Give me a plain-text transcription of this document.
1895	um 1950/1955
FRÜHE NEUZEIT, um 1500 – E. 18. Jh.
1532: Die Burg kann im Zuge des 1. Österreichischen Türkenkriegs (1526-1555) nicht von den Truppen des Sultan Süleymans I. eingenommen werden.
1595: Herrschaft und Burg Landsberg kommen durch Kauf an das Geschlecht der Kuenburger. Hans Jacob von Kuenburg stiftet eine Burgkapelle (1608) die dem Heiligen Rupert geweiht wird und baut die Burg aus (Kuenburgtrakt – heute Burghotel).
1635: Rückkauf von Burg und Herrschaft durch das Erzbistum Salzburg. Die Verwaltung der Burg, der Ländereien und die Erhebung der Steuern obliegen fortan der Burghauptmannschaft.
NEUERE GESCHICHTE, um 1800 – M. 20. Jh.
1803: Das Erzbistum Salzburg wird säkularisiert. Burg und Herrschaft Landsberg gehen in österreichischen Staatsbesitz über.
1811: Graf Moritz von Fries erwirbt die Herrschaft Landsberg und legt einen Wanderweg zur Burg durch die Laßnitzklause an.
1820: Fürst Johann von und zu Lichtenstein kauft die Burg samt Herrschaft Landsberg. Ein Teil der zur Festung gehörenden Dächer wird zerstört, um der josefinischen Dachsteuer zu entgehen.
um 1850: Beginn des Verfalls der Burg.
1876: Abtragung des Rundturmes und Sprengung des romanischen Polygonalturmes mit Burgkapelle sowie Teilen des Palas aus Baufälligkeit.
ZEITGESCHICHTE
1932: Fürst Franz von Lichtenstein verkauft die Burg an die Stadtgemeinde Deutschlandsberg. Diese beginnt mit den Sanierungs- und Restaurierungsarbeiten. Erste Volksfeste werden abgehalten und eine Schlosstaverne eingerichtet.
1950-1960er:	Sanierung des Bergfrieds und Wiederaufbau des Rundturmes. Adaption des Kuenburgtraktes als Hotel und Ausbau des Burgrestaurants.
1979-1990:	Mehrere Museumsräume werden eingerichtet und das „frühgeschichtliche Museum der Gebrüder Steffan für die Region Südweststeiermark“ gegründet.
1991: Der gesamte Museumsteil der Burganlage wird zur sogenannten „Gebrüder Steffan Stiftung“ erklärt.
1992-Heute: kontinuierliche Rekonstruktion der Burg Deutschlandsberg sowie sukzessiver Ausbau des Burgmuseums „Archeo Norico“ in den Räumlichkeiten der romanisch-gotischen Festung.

• • • • • • •

• EXERCISE OBJECTIVE: Pull from the data each line where the string "Fürst" turns up.

• SOLUTION TO THE EXERCISE:
1820: Fürst Johann von und zu Lichtenstein kauft die Burg samt Herrschaft Landsberg. Ein Teil der zur Festung gehörenden Dächer wird zerstört, um der josefinischen Dachsteuer zu entgehen.
1932: Fürst Franz von Lichtenstein verkauft die Burg an die Stadtgemeinde Deutschlandsberg. Diese beginnt mit den Sanierungs- und Restaurierungsarbeiten. Erste Volksfeste werden abgehalten und eine Schlosstaverne eingerichtet.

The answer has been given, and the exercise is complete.